◆ **The task**
Repeat the listing in full, preserving every character.

◆ **Rows**
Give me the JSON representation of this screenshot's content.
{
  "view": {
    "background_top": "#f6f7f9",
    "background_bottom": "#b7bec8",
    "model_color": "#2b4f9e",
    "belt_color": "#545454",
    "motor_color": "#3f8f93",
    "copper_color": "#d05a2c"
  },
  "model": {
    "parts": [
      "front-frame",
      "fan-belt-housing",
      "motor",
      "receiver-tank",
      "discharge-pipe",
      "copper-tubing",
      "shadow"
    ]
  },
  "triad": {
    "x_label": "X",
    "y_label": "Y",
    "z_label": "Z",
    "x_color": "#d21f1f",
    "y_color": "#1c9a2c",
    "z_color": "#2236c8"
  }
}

◆ **Result of this exercise**
Give me the JSON representation of this screenshot's content.
{
  "view": {
    "background_top": "#f6f7f9",
    "background_bottom": "#b7bec8",
    "model_color": "#2b4f9e",
    "belt_color": "#545454",
    "motor_color": "#3f8f93",
    "copper_color": "#d05a2c"
  },
  "model": {
    "parts": [
      "front-frame",
      "fan-belt-housing",
      "motor",
      "receiver-tank",
      "discharge-pipe",
      "copper-tubing",
      "shadow"
    ]
  },
  "triad": {
    "x_label": "X",
    "y_label": "Y",
    "z_label": "Z",
    "x_color": "#d21f1f",
    "y_color": "#1c9a2c",
    "z_color": "#2236c8"
  }
}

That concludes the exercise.